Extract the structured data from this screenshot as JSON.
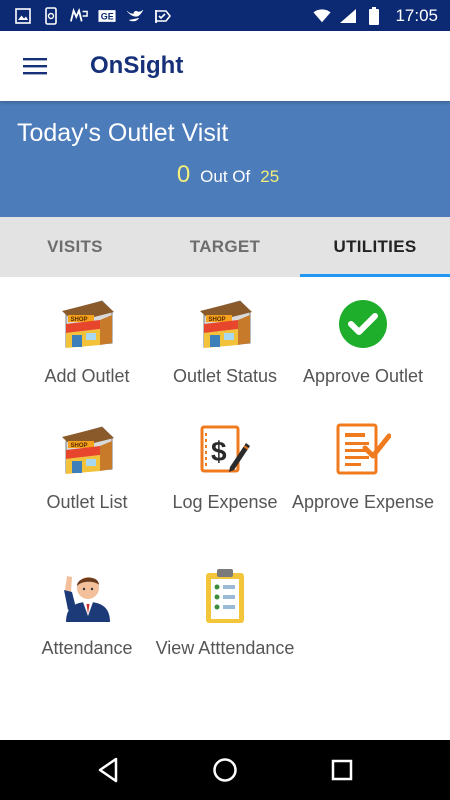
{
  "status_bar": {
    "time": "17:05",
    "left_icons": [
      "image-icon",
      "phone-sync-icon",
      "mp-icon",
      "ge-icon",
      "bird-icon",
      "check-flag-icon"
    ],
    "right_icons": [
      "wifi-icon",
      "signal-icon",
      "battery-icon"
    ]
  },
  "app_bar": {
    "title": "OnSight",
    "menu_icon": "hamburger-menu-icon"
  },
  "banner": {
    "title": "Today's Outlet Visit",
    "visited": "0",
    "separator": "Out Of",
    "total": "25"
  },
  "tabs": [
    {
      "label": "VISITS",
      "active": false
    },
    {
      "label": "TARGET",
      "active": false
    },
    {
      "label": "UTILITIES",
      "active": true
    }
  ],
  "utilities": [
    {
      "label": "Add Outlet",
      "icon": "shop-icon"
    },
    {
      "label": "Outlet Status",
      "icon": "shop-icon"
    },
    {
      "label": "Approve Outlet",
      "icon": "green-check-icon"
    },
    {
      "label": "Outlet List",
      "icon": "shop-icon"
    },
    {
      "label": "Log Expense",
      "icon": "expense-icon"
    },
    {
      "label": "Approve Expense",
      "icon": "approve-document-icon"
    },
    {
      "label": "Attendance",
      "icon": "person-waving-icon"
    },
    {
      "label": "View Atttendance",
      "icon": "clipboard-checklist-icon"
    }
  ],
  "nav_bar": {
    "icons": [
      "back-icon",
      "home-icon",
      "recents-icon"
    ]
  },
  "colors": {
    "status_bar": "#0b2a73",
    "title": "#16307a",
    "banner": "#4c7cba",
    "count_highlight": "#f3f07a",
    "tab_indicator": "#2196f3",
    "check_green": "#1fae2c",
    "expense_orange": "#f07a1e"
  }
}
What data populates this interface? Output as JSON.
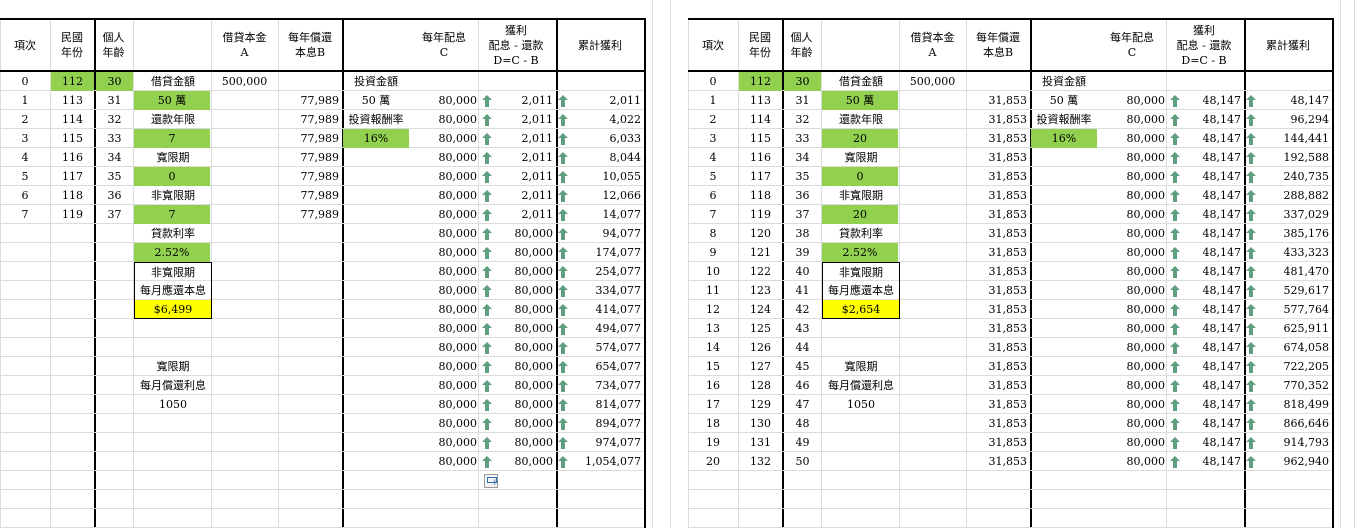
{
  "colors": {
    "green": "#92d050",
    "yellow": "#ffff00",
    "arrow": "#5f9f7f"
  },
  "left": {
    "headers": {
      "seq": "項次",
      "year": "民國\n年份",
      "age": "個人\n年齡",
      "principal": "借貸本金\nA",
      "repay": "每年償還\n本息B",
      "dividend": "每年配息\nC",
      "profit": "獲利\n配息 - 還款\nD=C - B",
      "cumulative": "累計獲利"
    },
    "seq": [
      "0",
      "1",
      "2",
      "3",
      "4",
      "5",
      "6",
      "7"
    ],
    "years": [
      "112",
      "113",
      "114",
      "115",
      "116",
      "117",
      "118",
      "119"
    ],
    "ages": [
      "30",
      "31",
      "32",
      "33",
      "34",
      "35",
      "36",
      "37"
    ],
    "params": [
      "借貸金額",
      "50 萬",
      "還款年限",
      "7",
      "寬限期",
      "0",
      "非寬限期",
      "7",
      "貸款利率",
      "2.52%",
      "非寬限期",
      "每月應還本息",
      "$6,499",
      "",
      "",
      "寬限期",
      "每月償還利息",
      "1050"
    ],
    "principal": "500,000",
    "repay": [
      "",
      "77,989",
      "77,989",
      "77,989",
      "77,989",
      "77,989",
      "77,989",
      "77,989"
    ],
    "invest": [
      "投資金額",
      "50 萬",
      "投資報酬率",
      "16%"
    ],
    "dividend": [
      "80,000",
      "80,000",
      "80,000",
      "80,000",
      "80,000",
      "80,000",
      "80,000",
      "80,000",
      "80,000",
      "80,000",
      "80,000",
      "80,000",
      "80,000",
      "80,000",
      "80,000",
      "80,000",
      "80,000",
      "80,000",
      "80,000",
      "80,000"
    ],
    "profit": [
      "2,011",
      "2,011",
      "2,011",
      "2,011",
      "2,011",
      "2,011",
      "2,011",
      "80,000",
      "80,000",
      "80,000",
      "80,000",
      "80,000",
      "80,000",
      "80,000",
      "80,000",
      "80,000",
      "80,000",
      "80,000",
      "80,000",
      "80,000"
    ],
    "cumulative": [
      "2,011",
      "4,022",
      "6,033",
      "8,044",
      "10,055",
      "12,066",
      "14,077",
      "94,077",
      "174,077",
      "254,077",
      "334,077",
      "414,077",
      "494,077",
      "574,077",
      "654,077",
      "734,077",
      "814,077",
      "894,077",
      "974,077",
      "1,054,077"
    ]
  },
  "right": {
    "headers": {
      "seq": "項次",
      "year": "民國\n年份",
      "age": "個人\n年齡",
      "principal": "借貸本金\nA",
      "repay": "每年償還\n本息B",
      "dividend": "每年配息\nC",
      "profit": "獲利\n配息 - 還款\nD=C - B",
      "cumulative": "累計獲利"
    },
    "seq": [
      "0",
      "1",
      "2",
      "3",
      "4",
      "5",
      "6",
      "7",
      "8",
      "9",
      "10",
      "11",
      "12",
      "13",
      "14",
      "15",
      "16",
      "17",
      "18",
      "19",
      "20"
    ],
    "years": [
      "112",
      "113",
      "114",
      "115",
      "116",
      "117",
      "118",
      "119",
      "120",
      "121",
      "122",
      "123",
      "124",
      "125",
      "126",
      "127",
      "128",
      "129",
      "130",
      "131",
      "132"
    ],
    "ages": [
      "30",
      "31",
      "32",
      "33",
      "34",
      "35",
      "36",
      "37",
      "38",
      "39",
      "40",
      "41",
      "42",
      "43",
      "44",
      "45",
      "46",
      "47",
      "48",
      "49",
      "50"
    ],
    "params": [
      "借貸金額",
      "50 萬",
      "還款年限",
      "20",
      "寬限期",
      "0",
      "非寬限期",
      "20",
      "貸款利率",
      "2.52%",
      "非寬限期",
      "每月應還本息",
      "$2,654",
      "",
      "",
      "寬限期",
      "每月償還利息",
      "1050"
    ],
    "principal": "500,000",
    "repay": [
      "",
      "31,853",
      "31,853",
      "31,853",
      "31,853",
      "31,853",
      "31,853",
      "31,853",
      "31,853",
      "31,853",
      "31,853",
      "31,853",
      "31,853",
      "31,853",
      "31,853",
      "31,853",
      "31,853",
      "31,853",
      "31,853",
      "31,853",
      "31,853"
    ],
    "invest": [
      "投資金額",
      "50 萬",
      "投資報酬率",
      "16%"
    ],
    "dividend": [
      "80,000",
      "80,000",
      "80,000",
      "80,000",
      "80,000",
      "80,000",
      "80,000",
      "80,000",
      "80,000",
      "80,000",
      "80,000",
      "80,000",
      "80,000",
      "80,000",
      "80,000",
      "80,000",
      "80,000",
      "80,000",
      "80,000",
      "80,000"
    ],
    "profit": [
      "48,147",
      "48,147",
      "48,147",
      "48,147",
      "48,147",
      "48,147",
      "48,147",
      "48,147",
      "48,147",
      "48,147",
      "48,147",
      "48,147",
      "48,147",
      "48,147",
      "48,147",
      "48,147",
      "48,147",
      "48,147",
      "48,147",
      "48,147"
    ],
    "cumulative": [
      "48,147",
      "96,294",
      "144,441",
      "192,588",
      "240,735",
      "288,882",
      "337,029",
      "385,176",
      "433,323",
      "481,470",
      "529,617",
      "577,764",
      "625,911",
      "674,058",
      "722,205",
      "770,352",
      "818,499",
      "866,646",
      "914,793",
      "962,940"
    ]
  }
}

※ ※ ※

WRITTEN INSTRUCTION
Repeat the records word for word. Any picture in them should be left out.

THE REPLY
Extract the structured data from this screenshot as JSON.
{
  "status_bar": {
    "time": "17:05",
    "left_icons": [
      "image-icon",
      "phone-sync-icon",
      "mp-icon",
      "ge-icon",
      "bird-icon",
      "check-flag-icon"
    ],
    "right_icons": [
      "wifi-icon",
      "signal-icon",
      "battery-icon"
    ]
  },
  "app_bar": {
    "title": "OnSight",
    "menu_icon": "hamburger-menu-icon"
  },
  "banner": {
    "title": "Today's Outlet Visit",
    "visited": "0",
    "separator": "Out Of",
    "total": "25"
  },
  "tabs": [
    {
      "label": "VISITS",
      "active": false
    },
    {
      "label": "TARGET",
      "active": false
    },
    {
      "label": "UTILITIES",
      "active": true
    }
  ],
  "utilities": [
    {
      "label": "Add Outlet",
      "icon": "shop-icon"
    },
    {
      "label": "Outlet Status",
      "icon": "shop-icon"
    },
    {
      "label": "Approve Outlet",
      "icon": "green-check-icon"
    },
    {
      "label": "Outlet List",
      "icon": "shop-icon"
    },
    {
      "label": "Log Expense",
      "icon": "expense-icon"
    },
    {
      "label": "Approve Expense",
      "icon": "approve-document-icon"
    },
    {
      "label": "Attendance",
      "icon": "person-waving-icon"
    },
    {
      "label": "View Atttendance",
      "icon": "clipboard-checklist-icon"
    }
  ],
  "nav_bar": {
    "icons": [
      "back-icon",
      "home-icon",
      "recents-icon"
    ]
  },
  "colors": {
    "status_bar": "#0b2a73",
    "title": "#16307a",
    "banner": "#4c7cba",
    "count_highlight": "#f3f07a",
    "tab_indicator": "#2196f3",
    "check_green": "#1fae2c",
    "expense_orange": "#f07a1e"
  }
}
What data populates this interface? Output as JSON.
{
  "colors": {
    "green": "#92d050",
    "yellow": "#ffff00",
    "arrow": "#5f9f7f"
  },
  "left": {
    "headers": {
      "seq": "項次",
      "year": "民國\n年份",
      "age": "個人\n年齡",
      "principal": "借貸本金\nA",
      "repay": "每年償還\n本息B",
      "dividend": "每年配息\nC",
      "profit": "獲利\n配息 - 還款\nD=C - B",
      "cumulative": "累計獲利"
    },
    "seq": [
      "0",
      "1",
      "2",
      "3",
      "4",
      "5",
      "6",
      "7"
    ],
    "years": [
      "112",
      "113",
      "114",
      "115",
      "116",
      "117",
      "118",
      "119"
    ],
    "ages": [
      "30",
      "31",
      "32",
      "33",
      "34",
      "35",
      "36",
      "37"
    ],
    "params": [
      "借貸金額",
      "50 萬",
      "還款年限",
      "7",
      "寬限期",
      "0",
      "非寬限期",
      "7",
      "貸款利率",
      "2.52%",
      "非寬限期",
      "每月應還本息",
      "$6,499",
      "",
      "",
      "寬限期",
      "每月償還利息",
      "1050"
    ],
    "principal": "500,000",
    "repay": [
      "",
      "77,989",
      "77,989",
      "77,989",
      "77,989",
      "77,989",
      "77,989",
      "77,989"
    ],
    "invest": [
      "投資金額",
      "50 萬",
      "投資報酬率",
      "16%"
    ],
    "dividend": [
      "80,000",
      "80,000",
      "80,000",
      "80,000",
      "80,000",
      "80,000",
      "80,000",
      "80,000",
      "80,000",
      "80,000",
      "80,000",
      "80,000",
      "80,000",
      "80,000",
      "80,000",
      "80,000",
      "80,000",
      "80,000",
      "80,000",
      "80,000"
    ],
    "profit": [
      "2,011",
      "2,011",
      "2,011",
      "2,011",
      "2,011",
      "2,011",
      "2,011",
      "80,000",
      "80,000",
      "80,000",
      "80,000",
      "80,000",
      "80,000",
      "80,000",
      "80,000",
      "80,000",
      "80,000",
      "80,000",
      "80,000",
      "80,000"
    ],
    "cumulative": [
      "2,011",
      "4,022",
      "6,033",
      "8,044",
      "10,055",
      "12,066",
      "14,077",
      "94,077",
      "174,077",
      "254,077",
      "334,077",
      "414,077",
      "494,077",
      "574,077",
      "654,077",
      "734,077",
      "814,077",
      "894,077",
      "974,077",
      "1,054,077"
    ]
  },
  "right": {
    "headers": {
      "seq": "項次",
      "year": "民國\n年份",
      "age": "個人\n年齡",
      "principal": "借貸本金\nA",
      "repay": "每年償還\n本息B",
      "dividend": "每年配息\nC",
      "profit": "獲利\n配息 - 還款\nD=C - B",
      "cumulative": "累計獲利"
    },
    "seq": [
      "0",
      "1",
      "2",
      "3",
      "4",
      "5",
      "6",
      "7",
      "8",
      "9",
      "10",
      "11",
      "12",
      "13",
      "14",
      "15",
      "16",
      "17",
      "18",
      "19",
      "20"
    ],
    "years": [
      "112",
      "113",
      "114",
      "115",
      "116",
      "117",
      "118",
      "119",
      "120",
      "121",
      "122",
      "123",
      "124",
      "125",
      "126",
      "127",
      "128",
      "129",
      "130",
      "131",
      "132"
    ],
    "ages": [
      "30",
      "31",
      "32",
      "33",
      "34",
      "35",
      "36",
      "37",
      "38",
      "39",
      "40",
      "41",
      "42",
      "43",
      "44",
      "45",
      "46",
      "47",
      "48",
      "49",
      "50"
    ],
    "params": [
      "借貸金額",
      "50 萬",
      "還款年限",
      "20",
      "寬限期",
      "0",
      "非寬限期",
      "20",
      "貸款利率",
      "2.52%",
      "非寬限期",
      "每月應還本息",
      "$2,654",
      "",
      "",
      "寬限期",
      "每月償還利息",
      "1050"
    ],
    "principal": "500,000",
    "repay": [
      "",
      "31,853",
      "31,853",
      "31,853",
      "31,853",
      "31,853",
      "31,853",
      "31,853",
      "31,853",
      "31,853",
      "31,853",
      "31,853",
      "31,853",
      "31,853",
      "31,853",
      "31,853",
      "31,853",
      "31,853",
      "31,853",
      "31,853",
      "31,853"
    ],
    "invest": [
      "投資金額",
      "50 萬",
      "投資報酬率",
      "16%"
    ],
    "dividend": [
      "80,000",
      "80,000",
      "80,000",
      "80,000",
      "80,000",
      "80,000",
      "80,000",
      "80,000",
      "80,000",
      "80,000",
      "80,000",
      "80,000",
      "80,000",
      "80,000",
      "80,000",
      "80,000",
      "80,000",
      "80,000",
      "80,000",
      "80,000"
    ],
    "profit": [
      "48,147",
      "48,147",
      "48,147",
      "48,147",
      "48,147",
      "48,147",
      "48,147",
      "48,147",
      "48,147",
      "48,147",
      "48,147",
      "48,147",
      "48,147",
      "48,147",
      "48,147",
      "48,147",
      "48,147",
      "48,147",
      "48,147",
      "48,147"
    ],
    "cumulative": [
      "48,147",
      "96,294",
      "144,441",
      "192,588",
      "240,735",
      "288,882",
      "337,029",
      "385,176",
      "433,323",
      "481,470",
      "529,617",
      "577,764",
      "625,911",
      "674,058",
      "722,205",
      "770,352",
      "818,499",
      "866,646",
      "914,793",
      "962,940"
    ]
  }
}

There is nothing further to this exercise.